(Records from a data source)
## start
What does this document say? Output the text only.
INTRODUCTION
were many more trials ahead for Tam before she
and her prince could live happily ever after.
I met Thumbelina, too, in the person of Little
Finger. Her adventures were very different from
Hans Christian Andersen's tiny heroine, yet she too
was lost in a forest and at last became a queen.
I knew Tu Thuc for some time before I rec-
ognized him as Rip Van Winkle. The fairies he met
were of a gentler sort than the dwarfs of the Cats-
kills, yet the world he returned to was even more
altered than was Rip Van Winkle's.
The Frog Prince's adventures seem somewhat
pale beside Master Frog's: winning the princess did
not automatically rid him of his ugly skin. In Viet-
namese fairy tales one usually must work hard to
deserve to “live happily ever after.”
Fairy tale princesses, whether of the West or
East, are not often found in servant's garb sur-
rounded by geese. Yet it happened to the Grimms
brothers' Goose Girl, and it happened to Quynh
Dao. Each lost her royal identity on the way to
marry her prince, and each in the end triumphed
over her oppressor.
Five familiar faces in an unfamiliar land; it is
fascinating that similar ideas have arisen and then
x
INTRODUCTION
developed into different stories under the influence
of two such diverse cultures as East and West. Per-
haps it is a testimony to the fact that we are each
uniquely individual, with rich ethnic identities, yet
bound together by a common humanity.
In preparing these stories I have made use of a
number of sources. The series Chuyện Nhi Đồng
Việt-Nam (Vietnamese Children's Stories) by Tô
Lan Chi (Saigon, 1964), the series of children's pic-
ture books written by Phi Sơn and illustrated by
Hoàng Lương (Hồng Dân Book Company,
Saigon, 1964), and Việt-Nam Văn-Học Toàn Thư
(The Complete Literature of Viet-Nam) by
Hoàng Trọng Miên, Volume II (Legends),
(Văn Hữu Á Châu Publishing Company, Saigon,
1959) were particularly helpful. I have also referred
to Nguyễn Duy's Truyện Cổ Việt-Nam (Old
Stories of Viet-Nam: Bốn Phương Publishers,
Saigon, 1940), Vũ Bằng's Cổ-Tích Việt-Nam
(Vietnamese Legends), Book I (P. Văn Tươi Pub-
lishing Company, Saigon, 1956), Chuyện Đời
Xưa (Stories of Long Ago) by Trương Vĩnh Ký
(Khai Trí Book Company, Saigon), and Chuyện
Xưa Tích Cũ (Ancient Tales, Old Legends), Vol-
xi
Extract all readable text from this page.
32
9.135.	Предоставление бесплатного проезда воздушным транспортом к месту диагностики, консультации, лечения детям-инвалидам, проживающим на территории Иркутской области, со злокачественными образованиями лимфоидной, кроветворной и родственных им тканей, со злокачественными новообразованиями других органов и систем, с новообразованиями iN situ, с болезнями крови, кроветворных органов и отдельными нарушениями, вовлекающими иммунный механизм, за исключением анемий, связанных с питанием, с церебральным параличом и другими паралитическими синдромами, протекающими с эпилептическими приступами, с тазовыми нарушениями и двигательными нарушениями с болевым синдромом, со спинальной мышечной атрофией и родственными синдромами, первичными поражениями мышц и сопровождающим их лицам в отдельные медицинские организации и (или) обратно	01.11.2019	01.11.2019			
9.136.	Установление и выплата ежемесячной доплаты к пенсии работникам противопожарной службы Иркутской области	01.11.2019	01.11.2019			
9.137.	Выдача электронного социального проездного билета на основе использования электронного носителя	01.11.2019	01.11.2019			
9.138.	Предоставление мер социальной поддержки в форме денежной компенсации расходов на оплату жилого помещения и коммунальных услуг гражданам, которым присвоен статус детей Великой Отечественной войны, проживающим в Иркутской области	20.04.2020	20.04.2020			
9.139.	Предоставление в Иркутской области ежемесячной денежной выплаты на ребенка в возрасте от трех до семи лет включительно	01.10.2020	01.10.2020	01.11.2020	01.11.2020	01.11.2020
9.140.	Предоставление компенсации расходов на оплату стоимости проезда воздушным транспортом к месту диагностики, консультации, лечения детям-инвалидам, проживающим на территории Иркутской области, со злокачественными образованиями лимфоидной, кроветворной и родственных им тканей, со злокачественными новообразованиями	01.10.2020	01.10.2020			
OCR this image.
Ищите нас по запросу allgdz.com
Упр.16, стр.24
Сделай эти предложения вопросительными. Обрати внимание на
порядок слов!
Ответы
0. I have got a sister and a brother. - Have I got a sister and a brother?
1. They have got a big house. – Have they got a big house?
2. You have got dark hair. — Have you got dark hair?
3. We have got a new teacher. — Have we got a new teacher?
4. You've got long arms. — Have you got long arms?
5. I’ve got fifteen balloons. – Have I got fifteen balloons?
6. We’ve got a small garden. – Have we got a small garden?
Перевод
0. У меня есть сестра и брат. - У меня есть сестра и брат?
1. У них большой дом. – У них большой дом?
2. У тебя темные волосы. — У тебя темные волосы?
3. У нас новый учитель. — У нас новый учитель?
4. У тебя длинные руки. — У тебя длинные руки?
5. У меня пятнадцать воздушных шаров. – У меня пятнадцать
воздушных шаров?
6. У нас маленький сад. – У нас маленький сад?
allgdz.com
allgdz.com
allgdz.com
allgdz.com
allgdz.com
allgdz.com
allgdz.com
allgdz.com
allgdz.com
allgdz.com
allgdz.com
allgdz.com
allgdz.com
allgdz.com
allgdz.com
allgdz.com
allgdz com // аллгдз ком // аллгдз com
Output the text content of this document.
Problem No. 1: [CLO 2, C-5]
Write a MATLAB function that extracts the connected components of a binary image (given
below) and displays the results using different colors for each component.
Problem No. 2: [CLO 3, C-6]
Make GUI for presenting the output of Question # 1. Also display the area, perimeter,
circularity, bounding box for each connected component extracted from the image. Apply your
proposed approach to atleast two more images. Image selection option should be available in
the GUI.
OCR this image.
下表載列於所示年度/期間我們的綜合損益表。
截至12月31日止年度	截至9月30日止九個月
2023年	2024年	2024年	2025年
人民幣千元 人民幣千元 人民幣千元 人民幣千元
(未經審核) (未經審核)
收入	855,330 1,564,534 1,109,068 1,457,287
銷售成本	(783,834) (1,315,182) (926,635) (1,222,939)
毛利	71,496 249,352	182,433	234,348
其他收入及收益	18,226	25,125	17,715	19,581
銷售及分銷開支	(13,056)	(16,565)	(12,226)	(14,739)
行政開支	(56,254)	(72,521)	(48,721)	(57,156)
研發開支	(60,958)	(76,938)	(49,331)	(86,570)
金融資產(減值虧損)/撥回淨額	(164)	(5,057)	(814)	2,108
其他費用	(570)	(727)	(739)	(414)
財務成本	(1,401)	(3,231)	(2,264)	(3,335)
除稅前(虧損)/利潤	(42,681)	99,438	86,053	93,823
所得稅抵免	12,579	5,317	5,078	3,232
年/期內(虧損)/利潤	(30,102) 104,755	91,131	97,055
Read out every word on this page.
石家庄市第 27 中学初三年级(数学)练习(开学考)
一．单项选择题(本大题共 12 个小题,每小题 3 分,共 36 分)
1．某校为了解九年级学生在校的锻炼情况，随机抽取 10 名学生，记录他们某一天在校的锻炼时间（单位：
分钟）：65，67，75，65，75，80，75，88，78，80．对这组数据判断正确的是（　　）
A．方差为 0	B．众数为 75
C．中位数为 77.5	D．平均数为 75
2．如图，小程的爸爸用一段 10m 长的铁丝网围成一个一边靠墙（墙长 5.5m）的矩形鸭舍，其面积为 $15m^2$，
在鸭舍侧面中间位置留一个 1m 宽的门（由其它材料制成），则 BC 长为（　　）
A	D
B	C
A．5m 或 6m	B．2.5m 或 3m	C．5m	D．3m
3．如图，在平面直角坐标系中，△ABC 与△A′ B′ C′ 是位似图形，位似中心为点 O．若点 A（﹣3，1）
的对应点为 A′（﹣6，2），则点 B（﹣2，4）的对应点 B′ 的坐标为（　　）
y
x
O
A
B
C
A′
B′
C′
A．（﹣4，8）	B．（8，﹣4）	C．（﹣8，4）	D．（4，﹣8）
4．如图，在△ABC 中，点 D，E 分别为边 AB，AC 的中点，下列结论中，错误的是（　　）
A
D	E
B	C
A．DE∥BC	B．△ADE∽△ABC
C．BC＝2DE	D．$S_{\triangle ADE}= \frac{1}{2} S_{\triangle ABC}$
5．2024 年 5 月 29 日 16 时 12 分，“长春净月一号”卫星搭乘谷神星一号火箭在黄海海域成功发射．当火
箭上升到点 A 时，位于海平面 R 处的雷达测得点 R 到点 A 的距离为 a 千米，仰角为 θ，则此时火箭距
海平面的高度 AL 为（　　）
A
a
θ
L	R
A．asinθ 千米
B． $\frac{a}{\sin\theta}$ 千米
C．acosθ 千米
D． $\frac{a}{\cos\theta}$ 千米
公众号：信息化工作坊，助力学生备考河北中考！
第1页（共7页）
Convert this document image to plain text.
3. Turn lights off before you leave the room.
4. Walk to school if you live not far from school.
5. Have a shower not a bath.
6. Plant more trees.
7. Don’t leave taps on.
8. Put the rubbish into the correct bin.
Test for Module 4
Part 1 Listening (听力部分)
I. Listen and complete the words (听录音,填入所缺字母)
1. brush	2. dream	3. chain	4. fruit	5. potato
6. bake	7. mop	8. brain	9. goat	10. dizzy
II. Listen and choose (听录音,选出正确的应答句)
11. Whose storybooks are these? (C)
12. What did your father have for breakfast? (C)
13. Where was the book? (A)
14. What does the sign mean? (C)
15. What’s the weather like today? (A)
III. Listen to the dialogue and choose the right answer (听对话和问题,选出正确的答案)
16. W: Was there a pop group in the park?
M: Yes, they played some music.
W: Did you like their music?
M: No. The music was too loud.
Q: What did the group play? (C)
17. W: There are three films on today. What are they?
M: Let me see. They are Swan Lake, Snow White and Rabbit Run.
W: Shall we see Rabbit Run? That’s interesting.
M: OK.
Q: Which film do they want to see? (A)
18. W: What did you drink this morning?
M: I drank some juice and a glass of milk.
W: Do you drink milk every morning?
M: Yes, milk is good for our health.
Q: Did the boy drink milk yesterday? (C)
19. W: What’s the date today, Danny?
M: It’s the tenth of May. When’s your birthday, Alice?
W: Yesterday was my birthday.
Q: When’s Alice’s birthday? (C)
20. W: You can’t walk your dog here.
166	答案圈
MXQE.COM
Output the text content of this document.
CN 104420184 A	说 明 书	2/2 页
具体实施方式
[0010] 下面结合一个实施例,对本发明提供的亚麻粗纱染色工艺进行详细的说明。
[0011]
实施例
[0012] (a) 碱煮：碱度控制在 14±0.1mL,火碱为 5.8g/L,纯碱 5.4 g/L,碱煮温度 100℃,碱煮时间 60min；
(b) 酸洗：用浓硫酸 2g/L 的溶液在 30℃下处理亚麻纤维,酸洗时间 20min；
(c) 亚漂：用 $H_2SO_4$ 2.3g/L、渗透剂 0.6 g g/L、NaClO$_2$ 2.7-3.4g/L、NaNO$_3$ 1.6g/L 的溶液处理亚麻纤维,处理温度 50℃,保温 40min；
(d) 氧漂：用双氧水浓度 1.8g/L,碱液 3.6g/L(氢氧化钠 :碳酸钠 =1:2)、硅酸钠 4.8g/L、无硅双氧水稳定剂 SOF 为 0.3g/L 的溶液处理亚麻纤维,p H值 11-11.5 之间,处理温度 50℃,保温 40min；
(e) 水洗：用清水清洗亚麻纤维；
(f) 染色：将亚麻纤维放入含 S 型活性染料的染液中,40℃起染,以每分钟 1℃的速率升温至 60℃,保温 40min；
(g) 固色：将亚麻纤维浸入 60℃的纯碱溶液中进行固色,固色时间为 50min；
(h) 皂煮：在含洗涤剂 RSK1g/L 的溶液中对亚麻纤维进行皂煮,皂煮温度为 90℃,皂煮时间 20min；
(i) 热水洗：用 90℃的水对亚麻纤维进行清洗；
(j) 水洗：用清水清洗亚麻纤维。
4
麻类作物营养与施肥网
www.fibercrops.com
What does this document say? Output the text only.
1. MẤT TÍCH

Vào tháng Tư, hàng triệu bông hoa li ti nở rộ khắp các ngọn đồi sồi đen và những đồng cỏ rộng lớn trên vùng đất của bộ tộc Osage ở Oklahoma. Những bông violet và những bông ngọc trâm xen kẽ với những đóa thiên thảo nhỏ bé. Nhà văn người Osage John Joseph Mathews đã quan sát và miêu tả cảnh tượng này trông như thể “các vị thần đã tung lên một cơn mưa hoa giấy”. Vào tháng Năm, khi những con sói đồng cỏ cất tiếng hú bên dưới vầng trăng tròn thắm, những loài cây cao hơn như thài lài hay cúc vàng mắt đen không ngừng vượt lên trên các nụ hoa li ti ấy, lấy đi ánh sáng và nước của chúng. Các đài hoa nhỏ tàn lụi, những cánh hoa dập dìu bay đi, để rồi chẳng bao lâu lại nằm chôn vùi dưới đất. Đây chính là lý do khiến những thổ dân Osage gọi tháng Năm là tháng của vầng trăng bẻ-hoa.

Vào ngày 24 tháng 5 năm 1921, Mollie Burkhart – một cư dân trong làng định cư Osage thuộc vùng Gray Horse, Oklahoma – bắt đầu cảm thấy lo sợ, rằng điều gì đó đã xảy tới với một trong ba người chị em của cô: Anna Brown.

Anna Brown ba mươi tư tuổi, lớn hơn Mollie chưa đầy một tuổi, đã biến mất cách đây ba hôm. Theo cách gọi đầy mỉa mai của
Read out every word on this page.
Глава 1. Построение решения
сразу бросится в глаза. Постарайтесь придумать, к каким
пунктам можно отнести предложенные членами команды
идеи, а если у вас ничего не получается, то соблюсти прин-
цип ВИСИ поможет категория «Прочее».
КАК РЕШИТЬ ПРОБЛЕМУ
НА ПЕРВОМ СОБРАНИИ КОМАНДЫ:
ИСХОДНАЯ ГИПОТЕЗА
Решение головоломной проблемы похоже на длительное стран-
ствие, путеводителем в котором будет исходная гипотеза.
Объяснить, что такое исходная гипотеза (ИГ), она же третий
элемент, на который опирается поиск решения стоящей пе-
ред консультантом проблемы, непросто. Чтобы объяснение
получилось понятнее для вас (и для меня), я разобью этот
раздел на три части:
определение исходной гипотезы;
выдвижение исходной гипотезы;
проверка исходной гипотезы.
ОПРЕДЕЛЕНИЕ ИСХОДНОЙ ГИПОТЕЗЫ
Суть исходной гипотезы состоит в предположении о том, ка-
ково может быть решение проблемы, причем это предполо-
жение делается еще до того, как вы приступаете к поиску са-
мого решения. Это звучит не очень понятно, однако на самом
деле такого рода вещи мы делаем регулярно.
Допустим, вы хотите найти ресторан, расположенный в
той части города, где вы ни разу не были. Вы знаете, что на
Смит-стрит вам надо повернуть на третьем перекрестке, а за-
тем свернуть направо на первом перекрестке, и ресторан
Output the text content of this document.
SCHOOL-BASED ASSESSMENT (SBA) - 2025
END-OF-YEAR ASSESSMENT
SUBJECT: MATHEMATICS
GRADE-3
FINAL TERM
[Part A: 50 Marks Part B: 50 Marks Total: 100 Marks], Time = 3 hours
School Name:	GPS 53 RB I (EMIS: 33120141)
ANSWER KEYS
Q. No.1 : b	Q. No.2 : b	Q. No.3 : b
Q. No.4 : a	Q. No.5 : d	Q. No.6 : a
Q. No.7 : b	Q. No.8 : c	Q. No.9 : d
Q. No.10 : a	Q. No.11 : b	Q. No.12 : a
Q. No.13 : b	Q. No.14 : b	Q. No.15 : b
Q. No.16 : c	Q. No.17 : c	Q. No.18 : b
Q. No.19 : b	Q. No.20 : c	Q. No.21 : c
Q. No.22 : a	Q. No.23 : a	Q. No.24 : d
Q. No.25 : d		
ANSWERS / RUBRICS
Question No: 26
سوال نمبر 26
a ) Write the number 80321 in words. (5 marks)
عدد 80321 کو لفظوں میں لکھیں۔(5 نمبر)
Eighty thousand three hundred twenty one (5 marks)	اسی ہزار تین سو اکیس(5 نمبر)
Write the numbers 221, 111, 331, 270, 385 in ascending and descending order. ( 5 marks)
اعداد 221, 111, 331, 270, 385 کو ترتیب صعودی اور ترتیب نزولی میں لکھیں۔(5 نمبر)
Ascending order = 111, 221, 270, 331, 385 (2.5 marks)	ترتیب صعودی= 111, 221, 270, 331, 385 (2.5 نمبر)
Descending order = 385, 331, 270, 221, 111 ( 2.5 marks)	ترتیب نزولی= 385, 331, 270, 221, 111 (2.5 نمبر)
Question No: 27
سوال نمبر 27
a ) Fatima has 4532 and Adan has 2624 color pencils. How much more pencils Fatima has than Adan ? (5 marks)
## end
> [Objective]:
Read the entries and show each line that mentions "like".

> [Solution to this problem]:
15. What’s the weather like today? (A)
W: Did you like their music?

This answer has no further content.